[EXCERPTED RECORDS]
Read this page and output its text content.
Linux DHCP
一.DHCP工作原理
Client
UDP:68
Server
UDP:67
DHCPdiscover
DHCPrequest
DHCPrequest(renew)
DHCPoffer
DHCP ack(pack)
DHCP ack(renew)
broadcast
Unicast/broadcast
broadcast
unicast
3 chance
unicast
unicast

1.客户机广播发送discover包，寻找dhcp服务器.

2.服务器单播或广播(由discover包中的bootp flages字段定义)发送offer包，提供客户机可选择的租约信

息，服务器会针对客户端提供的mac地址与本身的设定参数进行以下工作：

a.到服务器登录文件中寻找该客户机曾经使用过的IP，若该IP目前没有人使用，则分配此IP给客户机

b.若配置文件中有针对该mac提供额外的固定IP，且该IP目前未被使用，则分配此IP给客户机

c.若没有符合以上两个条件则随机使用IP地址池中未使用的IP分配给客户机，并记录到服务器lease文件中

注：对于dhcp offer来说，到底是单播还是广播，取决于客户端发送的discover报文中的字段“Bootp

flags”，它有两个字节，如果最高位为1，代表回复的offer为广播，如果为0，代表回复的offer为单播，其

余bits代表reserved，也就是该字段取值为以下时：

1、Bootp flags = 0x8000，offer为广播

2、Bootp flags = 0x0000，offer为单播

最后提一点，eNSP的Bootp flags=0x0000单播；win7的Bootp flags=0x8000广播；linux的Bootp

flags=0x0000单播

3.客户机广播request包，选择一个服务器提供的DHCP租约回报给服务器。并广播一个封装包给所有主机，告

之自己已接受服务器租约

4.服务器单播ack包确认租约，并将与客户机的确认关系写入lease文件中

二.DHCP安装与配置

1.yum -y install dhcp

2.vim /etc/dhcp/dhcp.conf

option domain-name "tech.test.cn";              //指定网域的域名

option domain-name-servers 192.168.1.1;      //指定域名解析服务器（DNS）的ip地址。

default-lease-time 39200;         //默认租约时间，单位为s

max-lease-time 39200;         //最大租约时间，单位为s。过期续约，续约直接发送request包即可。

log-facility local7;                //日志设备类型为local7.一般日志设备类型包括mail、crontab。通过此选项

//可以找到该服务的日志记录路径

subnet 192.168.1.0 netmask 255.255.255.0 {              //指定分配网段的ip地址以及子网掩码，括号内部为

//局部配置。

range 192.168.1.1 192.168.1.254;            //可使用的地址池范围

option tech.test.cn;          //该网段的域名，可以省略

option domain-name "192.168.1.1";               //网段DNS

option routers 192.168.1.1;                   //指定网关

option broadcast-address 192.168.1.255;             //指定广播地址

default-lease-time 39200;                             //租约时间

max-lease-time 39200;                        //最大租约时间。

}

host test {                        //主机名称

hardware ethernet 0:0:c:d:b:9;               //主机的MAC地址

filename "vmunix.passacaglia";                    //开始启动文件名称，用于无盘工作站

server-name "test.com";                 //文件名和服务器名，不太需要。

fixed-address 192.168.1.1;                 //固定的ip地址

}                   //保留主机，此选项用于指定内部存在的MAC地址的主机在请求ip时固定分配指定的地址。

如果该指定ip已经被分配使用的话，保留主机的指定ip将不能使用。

[CHALLENGE] Send back each record exactly as it stands.

[RESPONSE]
Read this page and output its text content.
Linux DHCP
一.DHCP工作原理
Client
UDP:68
Server
UDP:67
DHCPdiscover
DHCPrequest
DHCPrequest(renew)
DHCPoffer
DHCP ack(pack)
DHCP ack(renew)
broadcast
Unicast/broadcast
broadcast
unicast
3 chance
unicast
unicast

1.客户机广播发送discover包，寻找dhcp服务器.

2.服务器单播或广播(由discover包中的bootp flages字段定义)发送offer包，提供客户机可选择的租约信

息，服务器会针对客户端提供的mac地址与本身的设定参数进行以下工作：

a.到服务器登录文件中寻找该客户机曾经使用过的IP，若该IP目前没有人使用，则分配此IP给客户机

b.若配置文件中有针对该mac提供额外的固定IP，且该IP目前未被使用，则分配此IP给客户机

c.若没有符合以上两个条件则随机使用IP地址池中未使用的IP分配给客户机，并记录到服务器lease文件中

注：对于dhcp offer来说，到底是单播还是广播，取决于客户端发送的discover报文中的字段“Bootp

flags”，它有两个字节，如果最高位为1，代表回复的offer为广播，如果为0，代表回复的offer为单播，其

余bits代表reserved，也就是该字段取值为以下时：

1、Bootp flags = 0x8000，offer为广播

2、Bootp flags = 0x0000，offer为单播

最后提一点，eNSP的Bootp flags=0x0000单播；win7的Bootp flags=0x8000广播；linux的Bootp

flags=0x0000单播

3.客户机广播request包，选择一个服务器提供的DHCP租约回报给服务器。并广播一个封装包给所有主机，告

之自己已接受服务器租约

4.服务器单播ack包确认租约，并将与客户机的确认关系写入lease文件中

二.DHCP安装与配置

1.yum -y install dhcp

2.vim /etc/dhcp/dhcp.conf

option domain-name "tech.test.cn";              //指定网域的域名

option domain-name-servers 192.168.1.1;      //指定域名解析服务器（DNS）的ip地址。

default-lease-time 39200;         //默认租约时间，单位为s

max-lease-time 39200;         //最大租约时间，单位为s。过期续约，续约直接发送request包即可。

log-facility local7;                //日志设备类型为local7.一般日志设备类型包括mail、crontab。通过此选项

//可以找到该服务的日志记录路径

subnet 192.168.1.0 netmask 255.255.255.0 {              //指定分配网段的ip地址以及子网掩码，括号内部为

//局部配置。

range 192.168.1.1 192.168.1.254;            //可使用的地址池范围

option tech.test.cn;          //该网段的域名，可以省略

option domain-name "192.168.1.1";               //网段DNS

option routers 192.168.1.1;                   //指定网关

option broadcast-address 192.168.1.255;             //指定广播地址

default-lease-time 39200;                             //租约时间

max-lease-time 39200;                        //最大租约时间。

}

host test {                        //主机名称

hardware ethernet 0:0:c:d:b:9;               //主机的MAC地址

filename "vmunix.passacaglia";                    //开始启动文件名称，用于无盘工作站

server-name "test.com";                 //文件名和服务器名，不太需要。

fixed-address 192.168.1.1;                 //固定的ip地址

}                   //保留主机，此选项用于指定内部存在的MAC地址的主机在请求ip时固定分配指定的地址。

如果该指定ip已经被分配使用的话，保留主机的指定ip将不能使用。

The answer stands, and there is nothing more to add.